EXCERPT TO READ>
#####
Get an exercise wheel with a solid floor (no bars). Hedgies will travel anything from 5 to 15miles a night foraging - they need lots of exercise in captivity!

Heavy ceramic water bowls that can't be tipped over are better than bottles.

Putting the wheel in a kittenlitter tray makes spot cleaning easier - most hedgies poo on the move so will tend to go there. Wheels need cleaning pretty much daily!

Those are the main bits I think, but here has lots and lots more info and all of it's worth reading.....
Pygmy Hogs UK - African Pygmy Hedgehog Forum - Portal


----------



## xxpaynee (Apr 15, 2011)

thanks for tht  that is really helpful  i think i have seen on a couple of websites that people use inside guinea pig cages or huge hamster cages .. what kind of cage would you recomened?


----------



## Pinkchi (Nov 23, 2009)

I can't really add anything else as Lenor has covered most things.

If you are after a baby then please buy one from a responsible breeder and not a pet shop, and make sure they are registering them with the UKAPH Registery.
If you enquire about a hedgehog from a good breeder, then do expect to fill in a questionaire so the breeders can get to know you and get an idea of how much research you have done to ensure a hoglet is placed in the best possible home.

Or if you want a rescue hog
Home - Homeless Hogs


----------



## Pinkchi (Nov 23, 2009)

xxpaynee said:


> thanks for tht  that is really helpful  i think i have seen on a couple of websites that people use inside guinea pig cages or huge hamster cages .. what kind of cage would you recomened?
#####
WRITTEN REQUEST 1> According to the hedgehog forum excerpt, how many miles a night can hedgies travel while foraging?
The hedgehog forum excerpt and the entries that follow are separate, unrelated material.

(Stored items)
#####
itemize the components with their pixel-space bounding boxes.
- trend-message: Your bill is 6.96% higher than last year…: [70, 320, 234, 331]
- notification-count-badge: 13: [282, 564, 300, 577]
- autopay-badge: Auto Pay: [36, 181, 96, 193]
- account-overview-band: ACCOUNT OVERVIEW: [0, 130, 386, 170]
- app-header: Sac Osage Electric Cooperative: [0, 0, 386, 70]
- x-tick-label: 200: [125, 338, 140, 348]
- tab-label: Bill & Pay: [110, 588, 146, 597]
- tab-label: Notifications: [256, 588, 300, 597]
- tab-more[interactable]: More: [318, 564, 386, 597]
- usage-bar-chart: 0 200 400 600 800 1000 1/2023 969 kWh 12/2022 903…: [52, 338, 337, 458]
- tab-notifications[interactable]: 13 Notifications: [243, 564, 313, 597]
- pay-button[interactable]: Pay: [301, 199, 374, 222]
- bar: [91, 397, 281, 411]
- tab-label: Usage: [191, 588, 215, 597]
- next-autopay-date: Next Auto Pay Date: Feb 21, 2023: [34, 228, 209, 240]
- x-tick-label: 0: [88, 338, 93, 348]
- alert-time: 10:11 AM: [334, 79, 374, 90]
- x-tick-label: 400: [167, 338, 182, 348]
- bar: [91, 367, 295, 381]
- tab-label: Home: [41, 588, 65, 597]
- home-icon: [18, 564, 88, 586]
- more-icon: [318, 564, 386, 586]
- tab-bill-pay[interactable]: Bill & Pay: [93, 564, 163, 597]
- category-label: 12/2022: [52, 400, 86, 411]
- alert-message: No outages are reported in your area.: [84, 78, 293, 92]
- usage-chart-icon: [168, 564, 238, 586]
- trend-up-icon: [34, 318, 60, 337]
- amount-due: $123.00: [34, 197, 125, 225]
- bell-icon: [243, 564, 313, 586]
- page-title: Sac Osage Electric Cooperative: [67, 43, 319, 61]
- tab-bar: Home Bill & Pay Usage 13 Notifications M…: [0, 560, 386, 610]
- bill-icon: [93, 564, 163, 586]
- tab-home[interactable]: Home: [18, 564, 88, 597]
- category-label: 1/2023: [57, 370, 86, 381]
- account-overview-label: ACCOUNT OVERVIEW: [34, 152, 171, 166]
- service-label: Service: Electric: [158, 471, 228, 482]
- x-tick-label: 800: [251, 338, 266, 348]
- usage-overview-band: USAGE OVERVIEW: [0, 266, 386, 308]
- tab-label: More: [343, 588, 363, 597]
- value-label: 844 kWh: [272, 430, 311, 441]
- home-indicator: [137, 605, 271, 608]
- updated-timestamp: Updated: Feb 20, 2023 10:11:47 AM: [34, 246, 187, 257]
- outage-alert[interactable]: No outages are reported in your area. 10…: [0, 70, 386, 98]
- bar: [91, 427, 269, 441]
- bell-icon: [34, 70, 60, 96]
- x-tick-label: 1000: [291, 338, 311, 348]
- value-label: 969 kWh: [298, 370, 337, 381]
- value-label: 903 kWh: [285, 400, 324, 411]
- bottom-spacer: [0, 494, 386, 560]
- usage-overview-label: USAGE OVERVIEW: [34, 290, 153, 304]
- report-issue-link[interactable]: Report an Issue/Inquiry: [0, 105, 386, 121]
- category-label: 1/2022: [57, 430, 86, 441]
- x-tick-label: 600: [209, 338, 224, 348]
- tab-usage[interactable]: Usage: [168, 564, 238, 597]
#####
WRITTEN REQUEST 2> Put the entries into a numbered list, from the first entry through the line with "- bell-icon: [34, 70, 60, 96]", leaving out blank lines.

EXPECTED ANSWER 1> Anything from 5 to 15 miles a night.

EXPECTED ANSWER 2>
1. itemize the components with their pixel-space bounding boxes.
2. - trend-message: Your bill is 6.96% higher than last year…: [70, 320, 234, 331]
3. - notification-count-badge: 13: [282, 564, 300, 577]
4. - autopay-badge: Auto Pay: [36, 181, 96, 193]
5. - account-overview-band: ACCOUNT OVERVIEW: [0, 130, 386, 170]
6. - app-header: Sac Osage Electric Cooperative: [0, 0, 386, 70]
7. - x-tick-label: 200: [125, 338, 140, 348]
8. - tab-label: Bill & Pay: [110, 588, 146, 597]
9. - tab-label: Notifications: [256, 588, 300, 597]
10. - tab-more[interactable]: More: [318, 564, 386, 597]
11. - usage-bar-chart: 0 200 400 600 800 1000 1/2023 969 kWh 12/2022 903…: [52, 338, 337, 458]
12. - tab-notifications[interactable]: 13 Notifications: [243, 564, 313, 597]
13. - pay-button[interactable]: Pay: [301, 199, 374, 222]
14. - bar: [91, 397, 281, 411]
15. - tab-label: Usage: [191, 588, 215, 597]
16. - next-autopay-date: Next Auto Pay Date: Feb 21, 2023: [34, 228, 209, 240]
17. - x-tick-label: 0: [88, 338, 93, 348]
18. - alert-time: 10:11 AM: [334, 79, 374, 90]
19. - x-tick-label: 400: [167, 338, 182, 348]
20. - bar: [91, 367, 295, 381]
21. - tab-label: Home: [41, 588, 65, 597]
22. - home-icon: [18, 564, 88, 586]
23. - more-icon: [318, 564, 386, 586]
24. - tab-bill-pay[interactable]: Bill & Pay: [93, 564, 163, 597]
25. - category-label: 12/2022: [52, 400, 86, 411]
26. - alert-message: No outages are reported in your area.: [84, 78, 293, 92]
27. - usage-chart-icon: [168, 564, 238, 586]
28. - trend-up-icon: [34, 318, 60, 337]
29. - amount-due: $123.00: [34, 197, 125, 225]
30. - bell-icon: [243, 564, 313, 586]
31. - page-title: Sac Osage Electric Cooperative: [67, 43, 319, 61]
32. - tab-bar: Home Bill & Pay Usage 13 Notifications M…: [0, 560, 386, 610]
33. - bill-icon: [93, 564, 163, 586]
34. - tab-home[interactable]: Home: [18, 564, 88, 597]
35. - category-label: 1/2023: [57, 370, 86, 381]
36. - account-overview-label: ACCOUNT OVERVIEW: [34, 152, 171, 166]
37. - service-label: Service: Electric: [158, 471, 228, 482]
38. - x-tick-label: 800: [251, 338, 266, 348]
39. - usage-overview-band: USAGE OVERVIEW: [0, 266, 386, 308]
40. - tab-label: More: [343, 588, 363, 597]
41. - value-label: 844 kWh: [272, 430, 311, 441]
42. - home-indicator: [137, 605, 271, 608]
43. - updated-timestamp: Updated: Feb 20, 2023 10:11:47 AM: [34, 246, 187, 257]
44. - outage-alert[interactable]: No outages are reported in your area. 10…: [0, 70, 386, 98]
45. - bar: [91, 427, 269, 441]
46. - bell-icon: [34, 70, 60, 96]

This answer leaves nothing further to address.